#### What you are asked to do
Reproduce every line, starting at the one that contains "What data populates" and ending at the last line of the data, exactly as it stands; pictures are omitted.

(Collected data entries)
%%

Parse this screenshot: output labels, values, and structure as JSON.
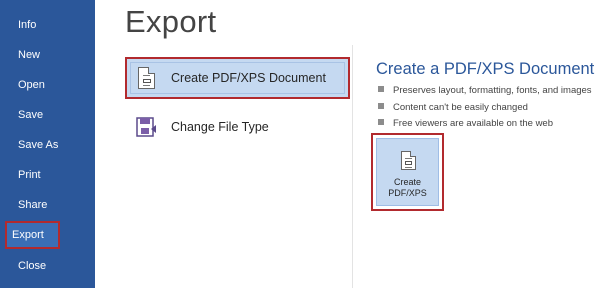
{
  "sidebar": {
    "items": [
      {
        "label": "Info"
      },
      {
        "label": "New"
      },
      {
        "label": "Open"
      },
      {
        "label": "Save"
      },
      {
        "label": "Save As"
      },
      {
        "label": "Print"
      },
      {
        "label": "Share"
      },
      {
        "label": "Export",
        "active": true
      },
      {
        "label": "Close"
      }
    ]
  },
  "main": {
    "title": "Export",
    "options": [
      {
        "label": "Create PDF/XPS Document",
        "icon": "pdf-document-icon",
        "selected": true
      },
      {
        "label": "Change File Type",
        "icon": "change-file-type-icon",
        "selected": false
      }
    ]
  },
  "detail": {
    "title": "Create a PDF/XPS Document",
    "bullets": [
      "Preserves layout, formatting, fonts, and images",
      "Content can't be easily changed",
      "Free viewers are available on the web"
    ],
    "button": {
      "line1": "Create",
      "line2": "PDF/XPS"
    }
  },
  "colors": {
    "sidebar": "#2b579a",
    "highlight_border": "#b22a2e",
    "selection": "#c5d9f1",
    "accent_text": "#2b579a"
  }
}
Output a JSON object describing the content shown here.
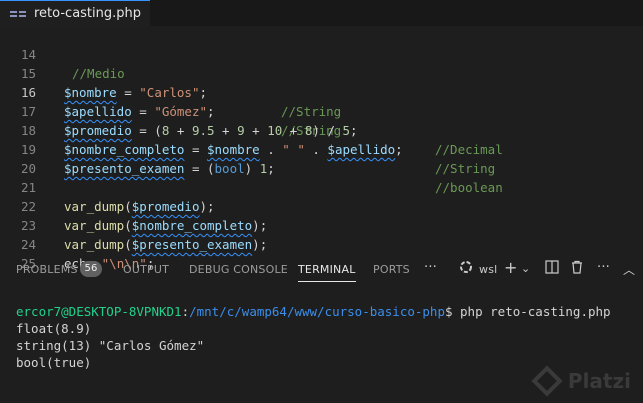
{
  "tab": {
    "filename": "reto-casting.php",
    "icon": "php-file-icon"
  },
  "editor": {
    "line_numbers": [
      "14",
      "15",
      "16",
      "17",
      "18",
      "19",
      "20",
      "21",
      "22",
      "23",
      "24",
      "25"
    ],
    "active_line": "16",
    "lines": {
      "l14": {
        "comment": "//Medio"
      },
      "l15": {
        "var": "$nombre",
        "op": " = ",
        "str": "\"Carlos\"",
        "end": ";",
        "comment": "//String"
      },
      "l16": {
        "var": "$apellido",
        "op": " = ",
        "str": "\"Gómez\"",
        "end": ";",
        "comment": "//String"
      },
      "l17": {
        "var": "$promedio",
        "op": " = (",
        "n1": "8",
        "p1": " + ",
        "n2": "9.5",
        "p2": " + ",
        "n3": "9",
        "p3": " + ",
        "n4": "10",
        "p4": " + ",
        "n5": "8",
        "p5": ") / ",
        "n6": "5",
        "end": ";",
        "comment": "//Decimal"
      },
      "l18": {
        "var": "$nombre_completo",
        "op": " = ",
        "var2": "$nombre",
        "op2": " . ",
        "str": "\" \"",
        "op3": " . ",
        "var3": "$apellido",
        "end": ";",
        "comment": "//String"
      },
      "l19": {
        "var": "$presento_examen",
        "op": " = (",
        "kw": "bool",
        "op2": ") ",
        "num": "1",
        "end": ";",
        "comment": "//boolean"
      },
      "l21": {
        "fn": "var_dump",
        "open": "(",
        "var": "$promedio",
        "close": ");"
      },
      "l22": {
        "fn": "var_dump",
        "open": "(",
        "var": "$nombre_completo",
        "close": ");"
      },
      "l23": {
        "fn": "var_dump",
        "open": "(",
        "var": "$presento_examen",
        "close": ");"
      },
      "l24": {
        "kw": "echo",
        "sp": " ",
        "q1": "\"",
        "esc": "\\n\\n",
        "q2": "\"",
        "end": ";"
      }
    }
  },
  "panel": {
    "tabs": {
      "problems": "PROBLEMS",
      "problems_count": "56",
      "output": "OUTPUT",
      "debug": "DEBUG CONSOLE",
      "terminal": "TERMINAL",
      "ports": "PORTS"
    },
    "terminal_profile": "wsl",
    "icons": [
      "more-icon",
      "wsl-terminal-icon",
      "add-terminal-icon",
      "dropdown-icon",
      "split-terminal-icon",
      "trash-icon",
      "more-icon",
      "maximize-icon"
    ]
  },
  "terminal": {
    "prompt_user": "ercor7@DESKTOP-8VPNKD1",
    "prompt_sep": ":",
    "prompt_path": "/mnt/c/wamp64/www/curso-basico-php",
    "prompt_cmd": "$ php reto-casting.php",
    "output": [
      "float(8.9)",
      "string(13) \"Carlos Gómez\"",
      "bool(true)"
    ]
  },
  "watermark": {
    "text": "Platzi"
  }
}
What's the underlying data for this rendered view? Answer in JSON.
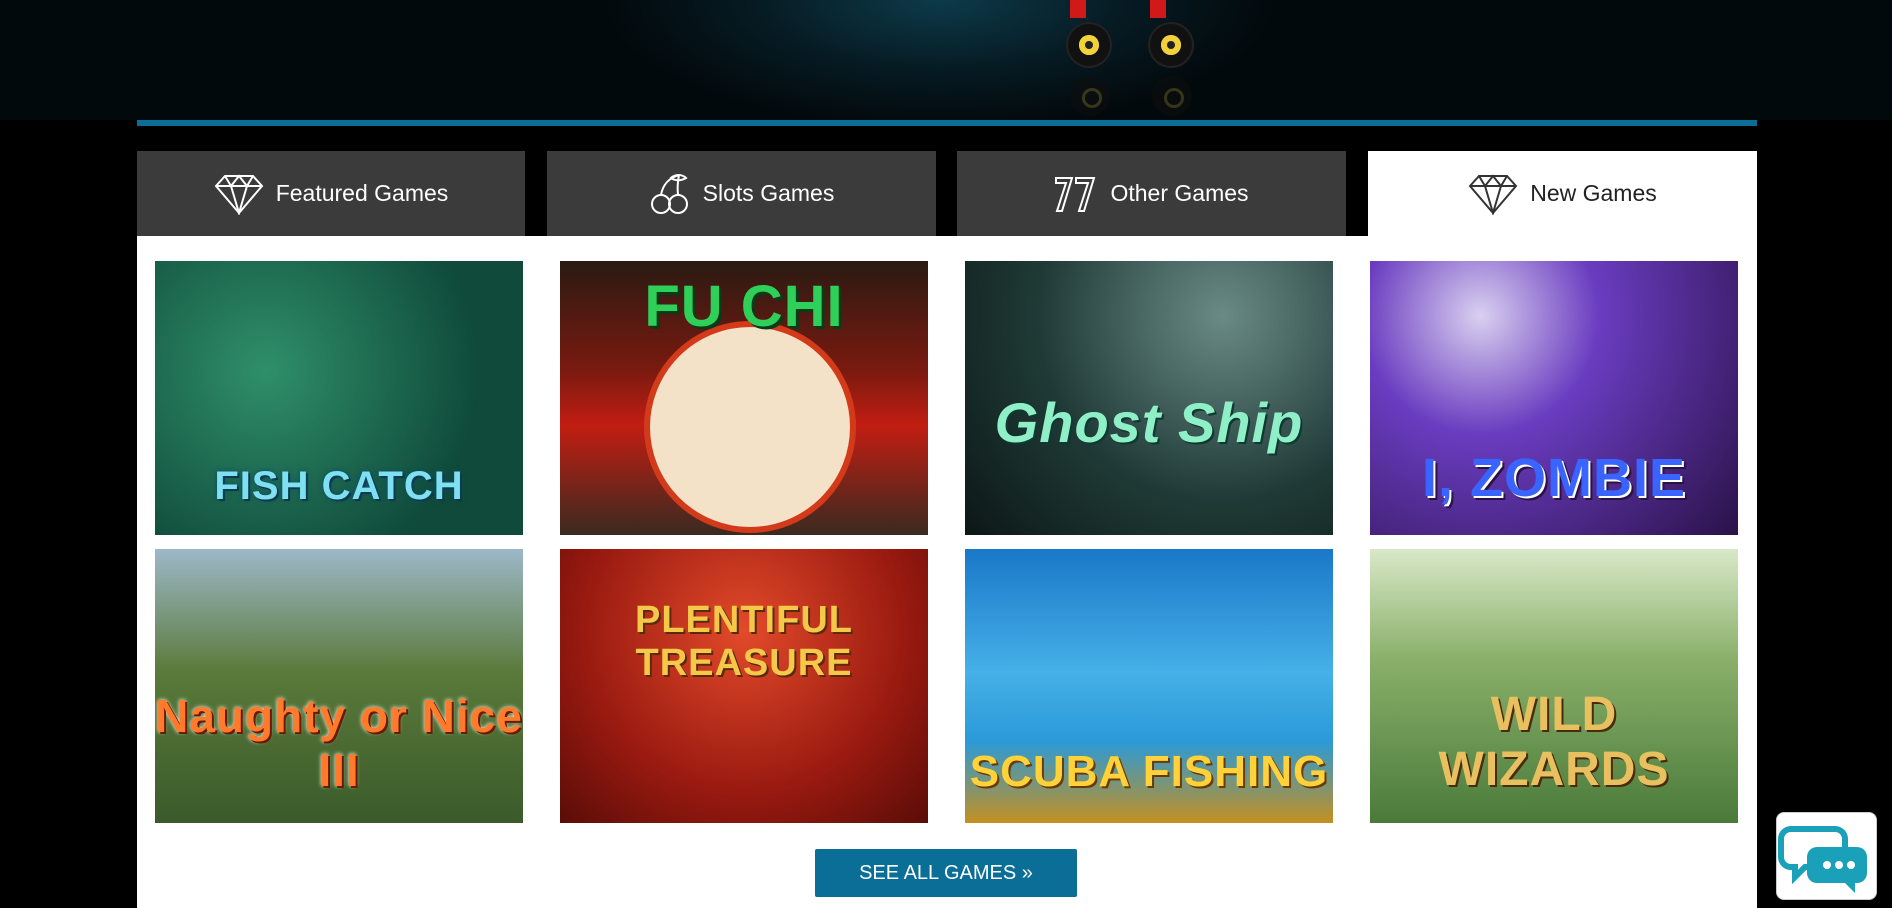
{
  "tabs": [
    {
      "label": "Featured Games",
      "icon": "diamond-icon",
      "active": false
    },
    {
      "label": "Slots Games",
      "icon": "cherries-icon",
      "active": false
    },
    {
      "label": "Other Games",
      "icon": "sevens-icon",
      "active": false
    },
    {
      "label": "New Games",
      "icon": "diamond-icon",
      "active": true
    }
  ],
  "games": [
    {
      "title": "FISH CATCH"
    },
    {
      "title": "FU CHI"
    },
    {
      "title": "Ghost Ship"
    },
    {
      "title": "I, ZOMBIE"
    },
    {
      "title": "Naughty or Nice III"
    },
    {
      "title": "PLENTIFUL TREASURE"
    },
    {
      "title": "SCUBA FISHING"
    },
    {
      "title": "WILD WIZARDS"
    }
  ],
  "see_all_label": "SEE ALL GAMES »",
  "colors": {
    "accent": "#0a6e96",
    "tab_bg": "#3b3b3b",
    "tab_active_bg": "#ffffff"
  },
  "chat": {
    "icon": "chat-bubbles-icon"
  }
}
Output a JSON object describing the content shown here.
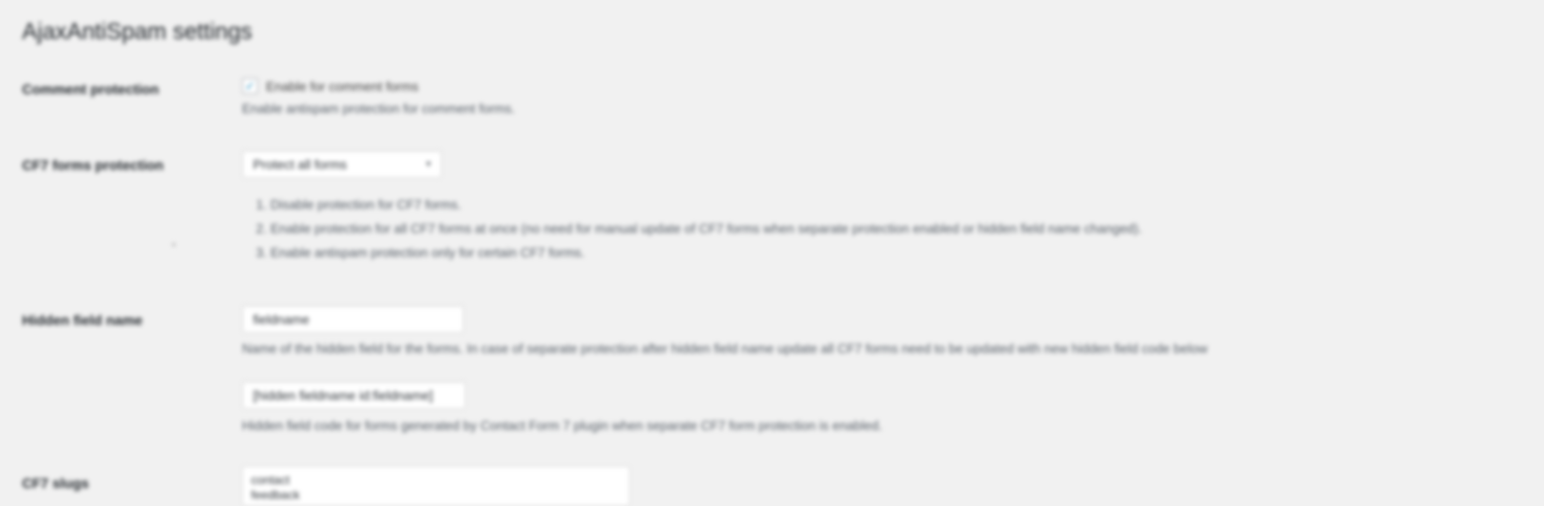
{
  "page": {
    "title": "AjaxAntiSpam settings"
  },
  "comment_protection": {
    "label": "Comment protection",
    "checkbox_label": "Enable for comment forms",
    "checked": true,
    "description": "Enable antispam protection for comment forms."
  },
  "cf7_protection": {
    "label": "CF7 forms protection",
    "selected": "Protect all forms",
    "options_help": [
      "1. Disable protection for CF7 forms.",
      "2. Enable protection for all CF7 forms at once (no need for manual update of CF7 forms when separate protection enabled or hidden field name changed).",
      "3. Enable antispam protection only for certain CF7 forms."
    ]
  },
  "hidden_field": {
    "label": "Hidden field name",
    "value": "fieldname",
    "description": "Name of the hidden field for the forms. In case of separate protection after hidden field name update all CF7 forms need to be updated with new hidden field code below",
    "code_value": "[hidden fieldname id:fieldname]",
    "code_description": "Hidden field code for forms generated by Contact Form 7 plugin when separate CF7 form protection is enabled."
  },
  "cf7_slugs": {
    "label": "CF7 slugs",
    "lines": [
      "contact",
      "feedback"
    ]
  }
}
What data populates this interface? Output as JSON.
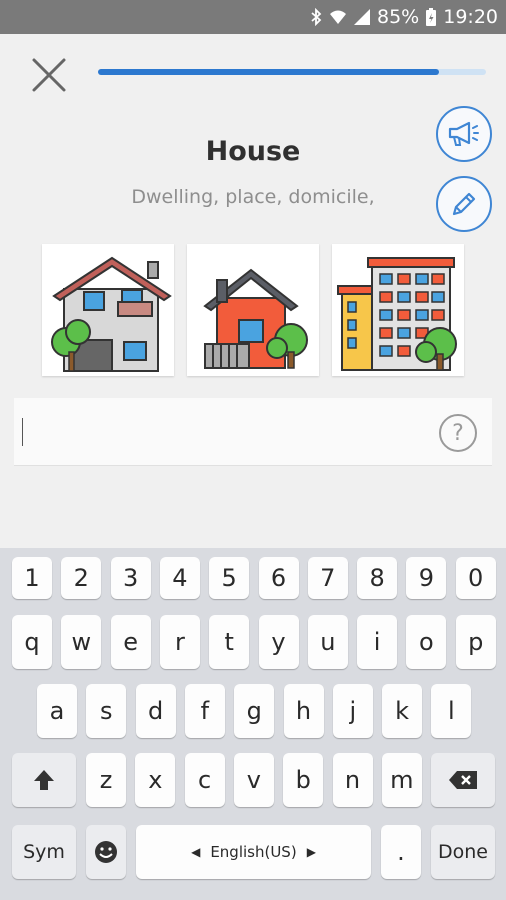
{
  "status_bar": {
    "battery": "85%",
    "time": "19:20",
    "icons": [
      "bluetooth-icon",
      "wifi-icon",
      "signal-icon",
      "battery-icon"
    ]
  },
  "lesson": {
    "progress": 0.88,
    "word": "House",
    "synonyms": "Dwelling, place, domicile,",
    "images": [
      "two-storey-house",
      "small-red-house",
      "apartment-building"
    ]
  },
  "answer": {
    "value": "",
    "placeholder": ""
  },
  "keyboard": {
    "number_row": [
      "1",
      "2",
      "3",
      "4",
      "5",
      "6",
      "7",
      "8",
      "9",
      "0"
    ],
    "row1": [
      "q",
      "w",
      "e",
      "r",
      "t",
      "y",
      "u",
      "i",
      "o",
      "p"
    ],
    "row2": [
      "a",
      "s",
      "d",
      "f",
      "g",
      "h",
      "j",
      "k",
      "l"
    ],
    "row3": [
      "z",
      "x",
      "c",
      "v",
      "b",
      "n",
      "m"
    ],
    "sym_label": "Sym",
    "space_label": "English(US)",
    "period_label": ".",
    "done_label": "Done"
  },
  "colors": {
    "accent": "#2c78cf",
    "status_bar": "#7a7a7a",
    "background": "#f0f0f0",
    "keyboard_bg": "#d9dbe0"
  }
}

%%

#### Correct response
What data populates this interface? Output as JSON.
{
  "status_bar": {
    "battery": "85%",
    "time": "19:20",
    "icons": [
      "bluetooth-icon",
      "wifi-icon",
      "signal-icon",
      "battery-icon"
    ]
  },
  "lesson": {
    "progress": 0.88,
    "word": "House",
    "synonyms": "Dwelling, place, domicile,",
    "images": [
      "two-storey-house",
      "small-red-house",
      "apartment-building"
    ]
  },
  "answer": {
    "value": "",
    "placeholder": ""
  },
  "keyboard": {
    "number_row": [
      "1",
      "2",
      "3",
      "4",
      "5",
      "6",
      "7",
      "8",
      "9",
      "0"
    ],
    "row1": [
      "q",
      "w",
      "e",
      "r",
      "t",
      "y",
      "u",
      "i",
      "o",
      "p"
    ],
    "row2": [
      "a",
      "s",
      "d",
      "f",
      "g",
      "h",
      "j",
      "k",
      "l"
    ],
    "row3": [
      "z",
      "x",
      "c",
      "v",
      "b",
      "n",
      "m"
    ],
    "sym_label": "Sym",
    "space_label": "English(US)",
    "period_label": ".",
    "done_label": "Done"
  },
  "colors": {
    "accent": "#2c78cf",
    "status_bar": "#7a7a7a",
    "background": "#f0f0f0",
    "keyboard_bg": "#d9dbe0"
  }
}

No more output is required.